<<<<
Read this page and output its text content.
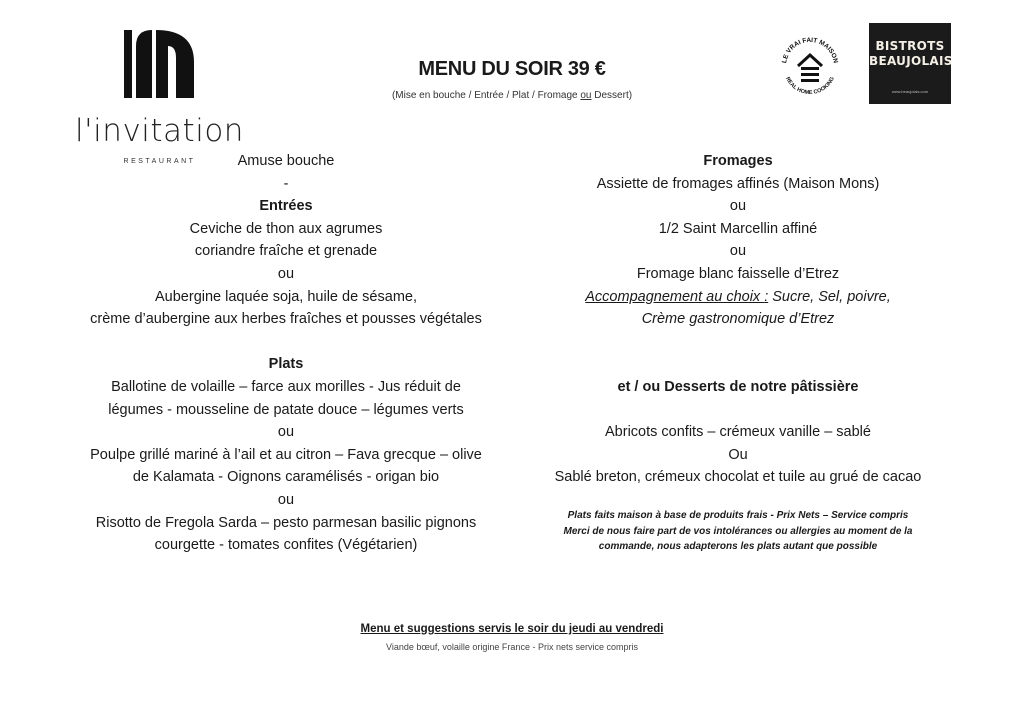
l'invitation
RESTAURANT
MENU DU SOIR 39 €
(Mise en bouche / Entrée / Plat / Fromage ou Dessert)
LE VRAI FAIT MAISON
REAL HOME COOKING
BISTROTS
BEAUJOLAIS
www.beaujolais.com
Amuse bouche
-
Entrées
Ceviche de thon aux agrumes
coriandre fraîche et grenade
ou
Aubergine laquée soja, huile de sésame,
crème d’aubergine aux herbes fraîches et pousses végétales
Plats
Ballotine de volaille – farce aux morilles - Jus réduit de
légumes - mousseline de patate douce – légumes verts
ou
Poulpe grillé mariné à l’ail et au citron – Fava grecque – olive
de Kalamata - Oignons caramélisés - origan bio
ou
Risotto de Fregola Sarda – pesto parmesan basilic pignons
courgette - tomates confites (Végétarien)
Fromages
Assiette de fromages affinés (Maison Mons)
ou
1/2 Saint Marcellin affiné
ou
Fromage blanc faisselle d’Etrez
Accompagnement au choix : Sucre, Sel, poivre,
Crème gastronomique d’Etrez
et / ou Desserts de notre pâtissière
Abricots confits – crémeux vanille – sablé
Ou
Sablé breton, crémeux chocolat et tuile au grué de cacao
Plats faits maison à base de produits frais - Prix Nets – Service compris
Merci de nous faire part de vos intolérances ou allergies au moment de la
commande, nous adapterons les plats autant que possible
Menu et suggestions servis le soir du jeudi au vendredi
Viande bœuf, volaille origine France - Prix nets service compris
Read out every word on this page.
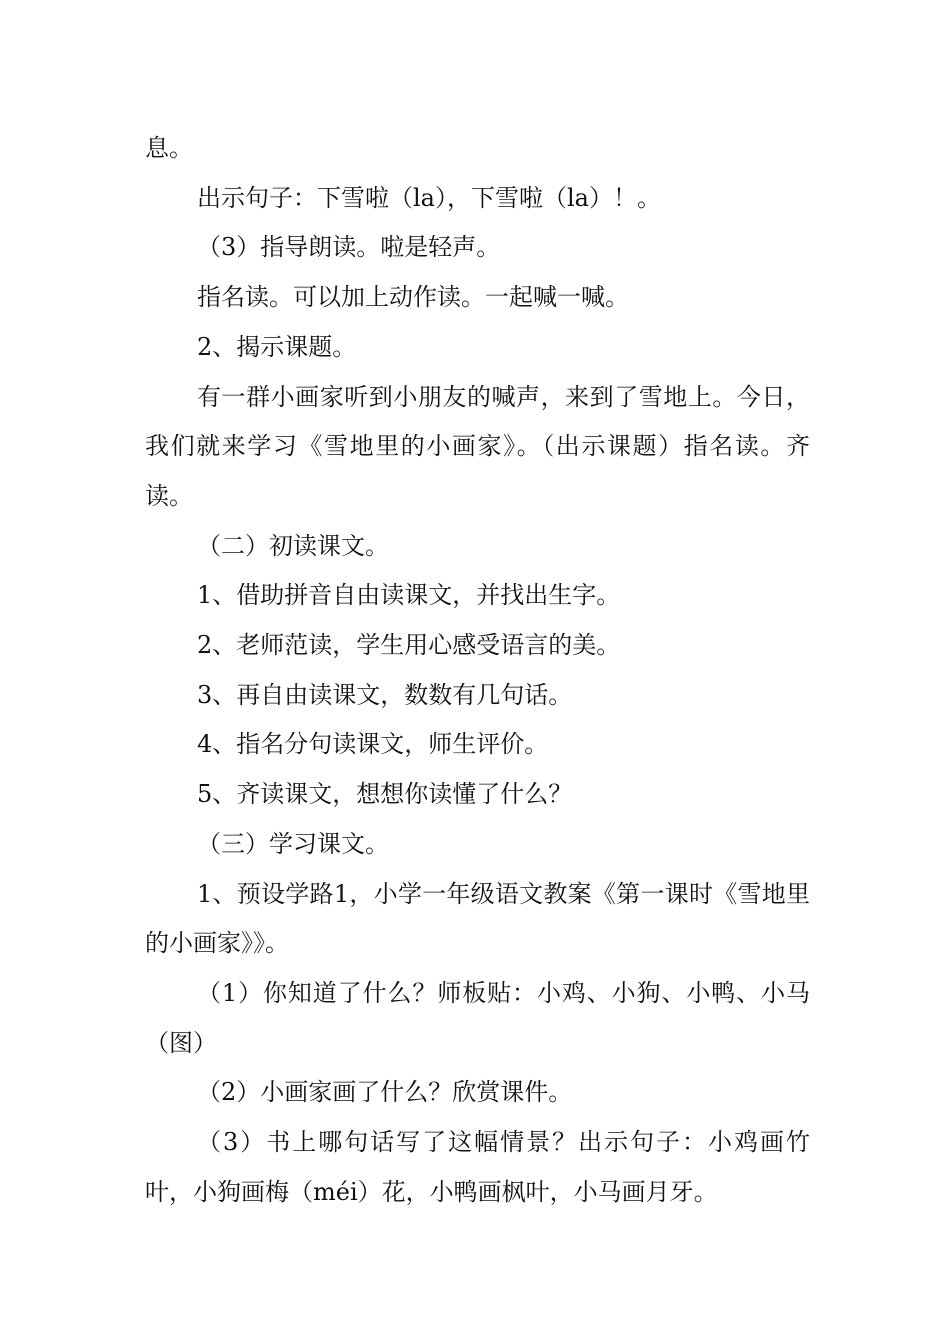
息。

出示句子：下雪啦（la），下雪啦（la）！。

（3）指导朗读。啦是轻声。

指名读。可以加上动作读。一起喊一喊。

2、揭示课题。

有一群小画家听到小朋友的喊声，来到了雪地上。今日，我们就来学习《雪地里的小画家》。（出示课题）指名读。齐读。

（二）初读课文。

1、借助拼音自由读课文，并找出生字。

2、老师范读，学生用心感受语言的美。

3、再自由读课文，数数有几句话。

4、指名分句读课文，师生评价。

5、齐读课文，想想你读懂了什么？

（三）学习课文。

1、预设学路1，小学一年级语文教案《第一课时《雪地里的小画家》》。

（1）你知道了什么？师板贴：小鸡、小狗、小鸭、小马（图）

（2）小画家画了什么？欣赏课件。

（3）书上哪句话写了这幅情景？出示句子：小鸡画竹叶，小狗画梅（méi）花，小鸭画枫叶，小马画月牙。
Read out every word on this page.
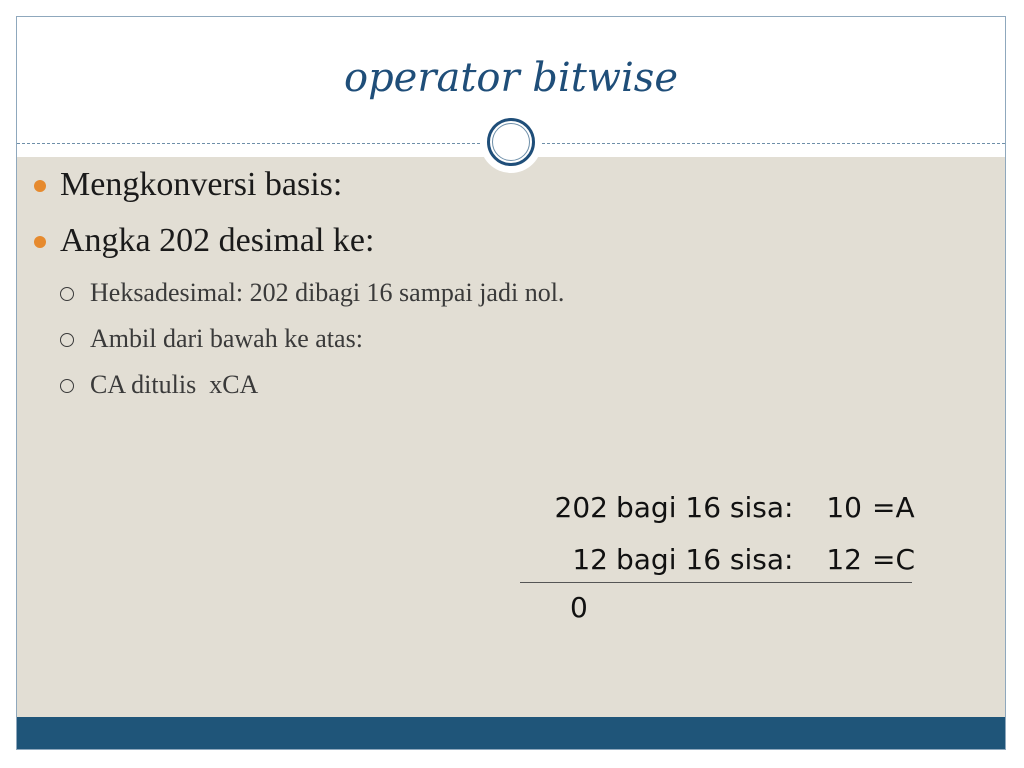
operator bitwise
Mengkonversi basis:
Angka 202 desimal ke:
Heksadesimal: 202 dibagi 16 sampai jadi nol.
Ambil dari bawah ke atas:
CA ditulis  xCA
202 bagi 16 sisa: 10 =A
12 bagi 16 sisa: 12 =C
0
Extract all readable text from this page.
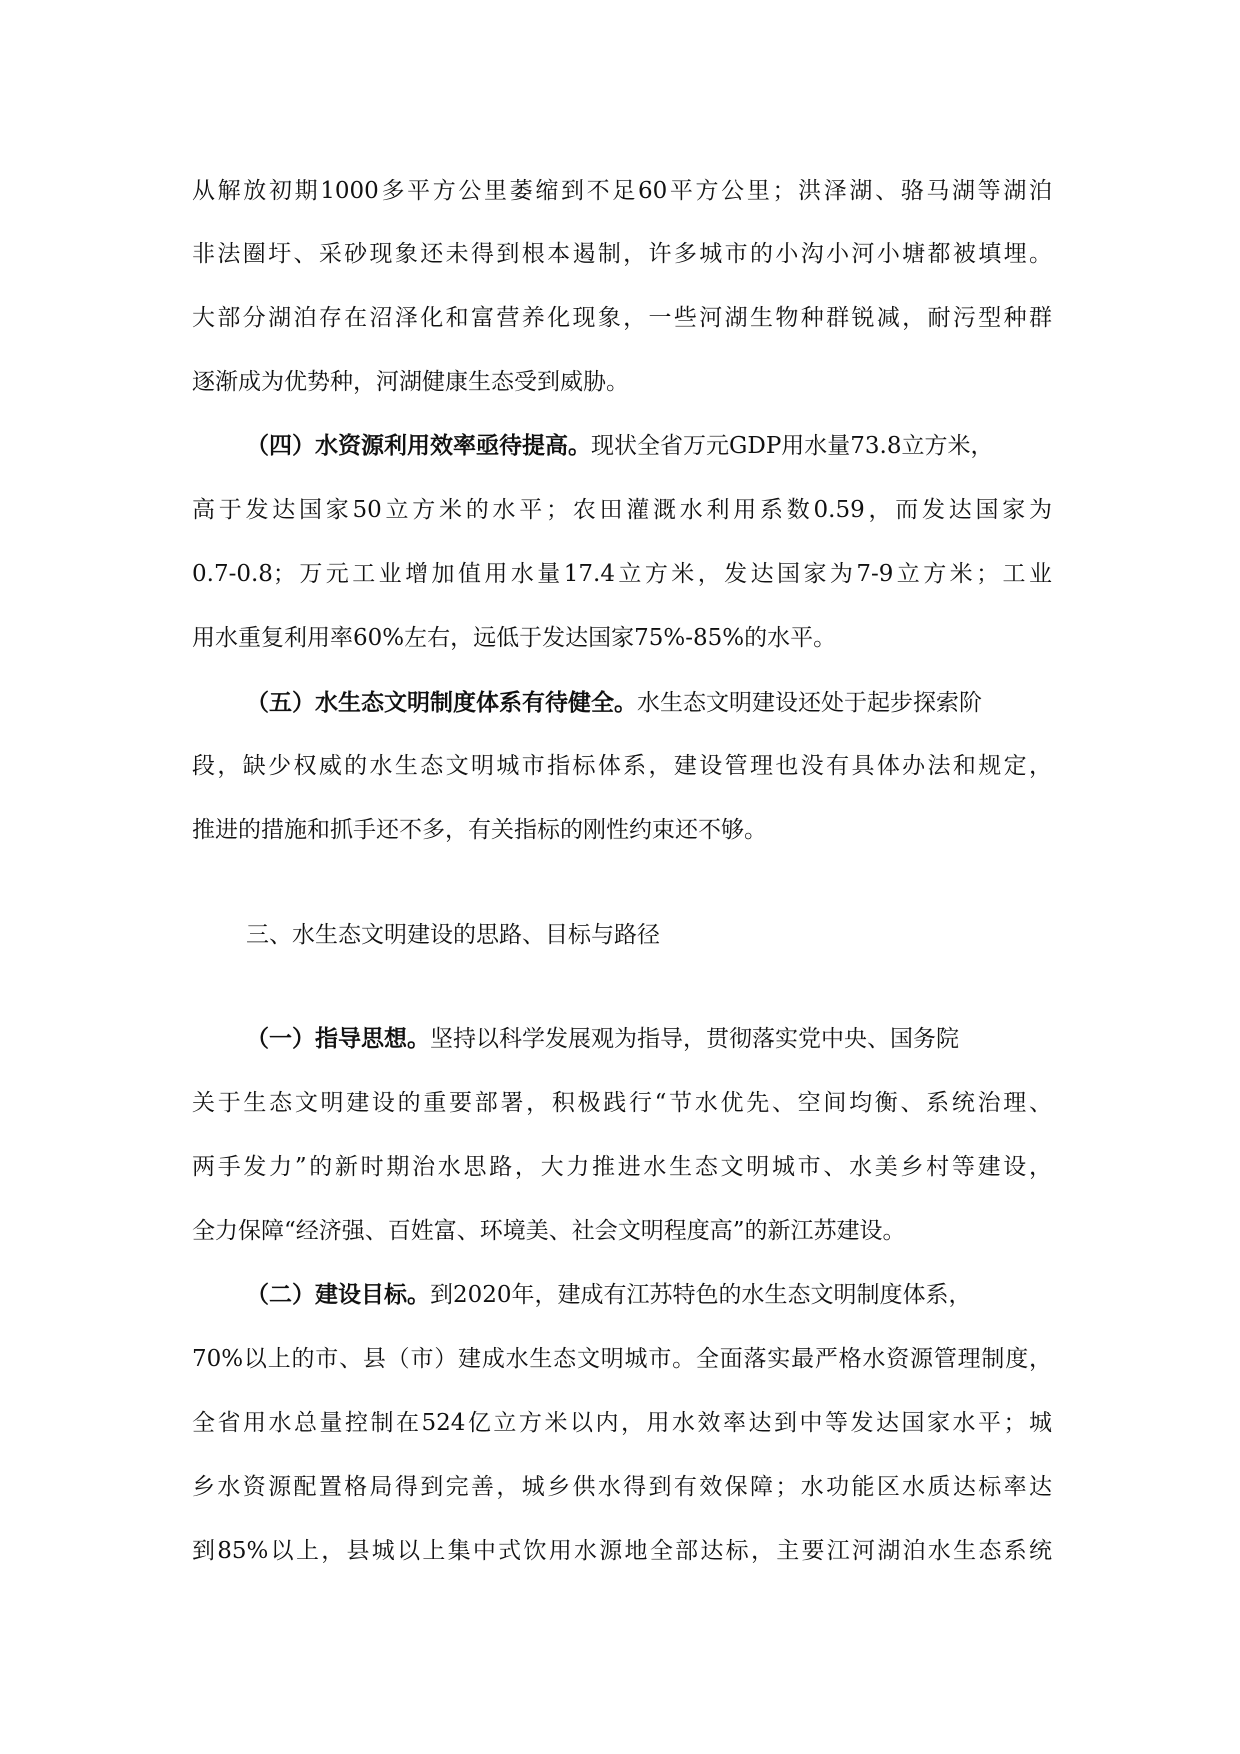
从解放初期1000多平方公里萎缩到不足60平方公里；洪泽湖、骆马湖等湖泊
非法圈圩、采砂现象还未得到根本遏制，许多城市的小沟小河小塘都被填埋。
大部分湖泊存在沼泽化和富营养化现象，一些河湖生物种群锐减，耐污型种群
逐渐成为优势种，河湖健康生态受到威胁。
（四）水资源利用效率亟待提高。现状全省万元GDP用水量73.8立方米，
高于发达国家50立方米的水平；农田灌溉水利用系数0.59，而发达国家为
0.7-0.8；万元工业增加值用水量17.4立方米，发达国家为7-9立方米；工业
用水重复利用率60%左右，远低于发达国家75%-85%的水平。
（五）水生态文明制度体系有待健全。水生态文明建设还处于起步探索阶
段，缺少权威的水生态文明城市指标体系，建设管理也没有具体办法和规定，
推进的措施和抓手还不多，有关指标的刚性约束还不够。
三、水生态文明建设的思路、目标与路径
（一）指导思想。坚持以科学发展观为指导，贯彻落实党中央、国务院
关于生态文明建设的重要部署，积极践行“节水优先、空间均衡、系统治理、
两手发力”的新时期治水思路，大力推进水生态文明城市、水美乡村等建设，
全力保障“经济强、百姓富、环境美、社会文明程度高”的新江苏建设。
（二）建设目标。到2020年，建成有江苏特色的水生态文明制度体系，
70%以上的市、县（市）建成水生态文明城市。全面落实最严格水资源管理制度，
全省用水总量控制在524亿立方米以内，用水效率达到中等发达国家水平；城
乡水资源配置格局得到完善，城乡供水得到有效保障；水功能区水质达标率达
到85%以上，县城以上集中式饮用水源地全部达标，主要江河湖泊水生态系统
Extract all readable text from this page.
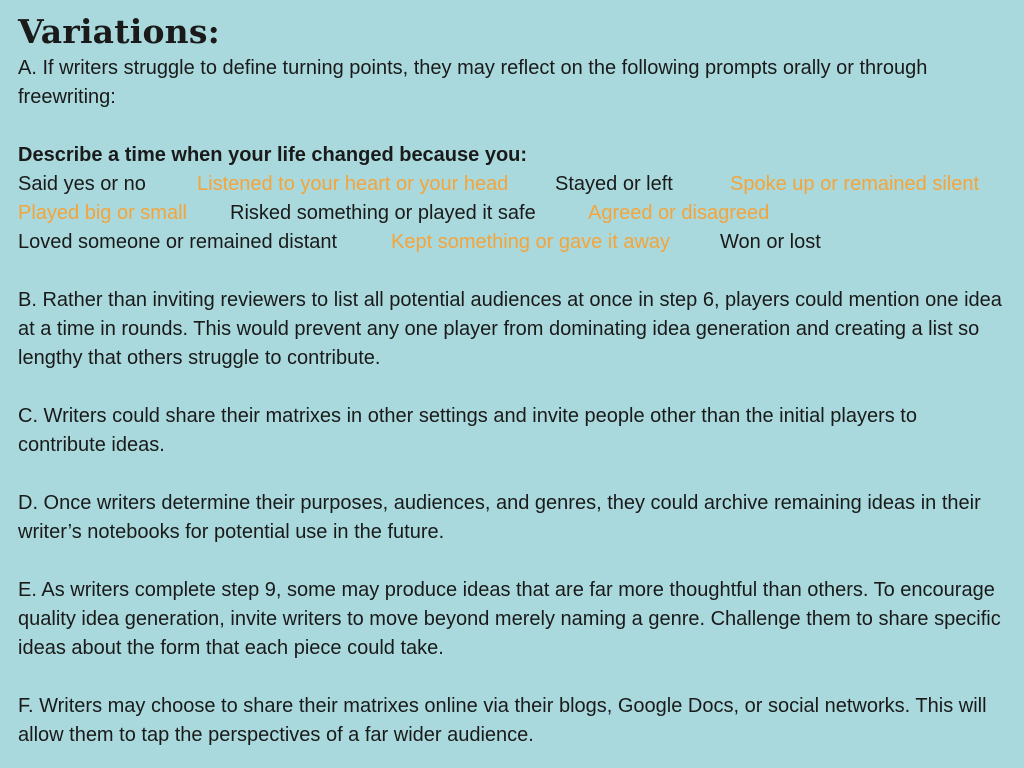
Variations:

A. If writers struggle to define turning points, they may reflect on the following prompts orally or through freewriting:

Describe a time when your life changed because you:

Said yes or no	Listened to your heart or your head Stayed or left	Spoke up or remained silent
Played big or small Risked something or played it safe	Agreed or disagreed
Loved someone or remained distant	Kept something or gave it away Won or lost

B. Rather than inviting reviewers to list all potential audiences at once in step 6, players could mention one idea at a time in rounds. This would prevent any one player from dominating idea generation and creating a list so lengthy that others struggle to contribute.

C. Writers could share their matrixes in other settings and invite people other than the initial players to contribute ideas.

D. Once writers determine their purposes, audiences, and genres, they could archive remaining ideas in their writer’s notebooks for potential use in the future.

E. As writers complete step 9, some may produce ideas that are far more thoughtful than others. To encourage quality idea generation, invite writers to move beyond merely naming a genre. Challenge them to share specific ideas about the form that each piece could take.

F. Writers may choose to share their matrixes online via their blogs, Google Docs, or social networks. This will allow them to tap the perspectives of a far wider audience.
>>>>
- _Exercise task_
Find the lines above holding the word "generation" and show them.

- _The solution_
B. Rather than inviting reviewers to list all potential audiences at once in step 6, players could mention one idea at a time in rounds. This would prevent any one player from dominating idea generation and creating a list so lengthy that others struggle to contribute.
E. As writers complete step 9, some may produce ideas that are far more thoughtful than others. To encourage quality idea generation, invite writers to move beyond merely naming a genre. Challenge them to share specific ideas about the form that each piece could take.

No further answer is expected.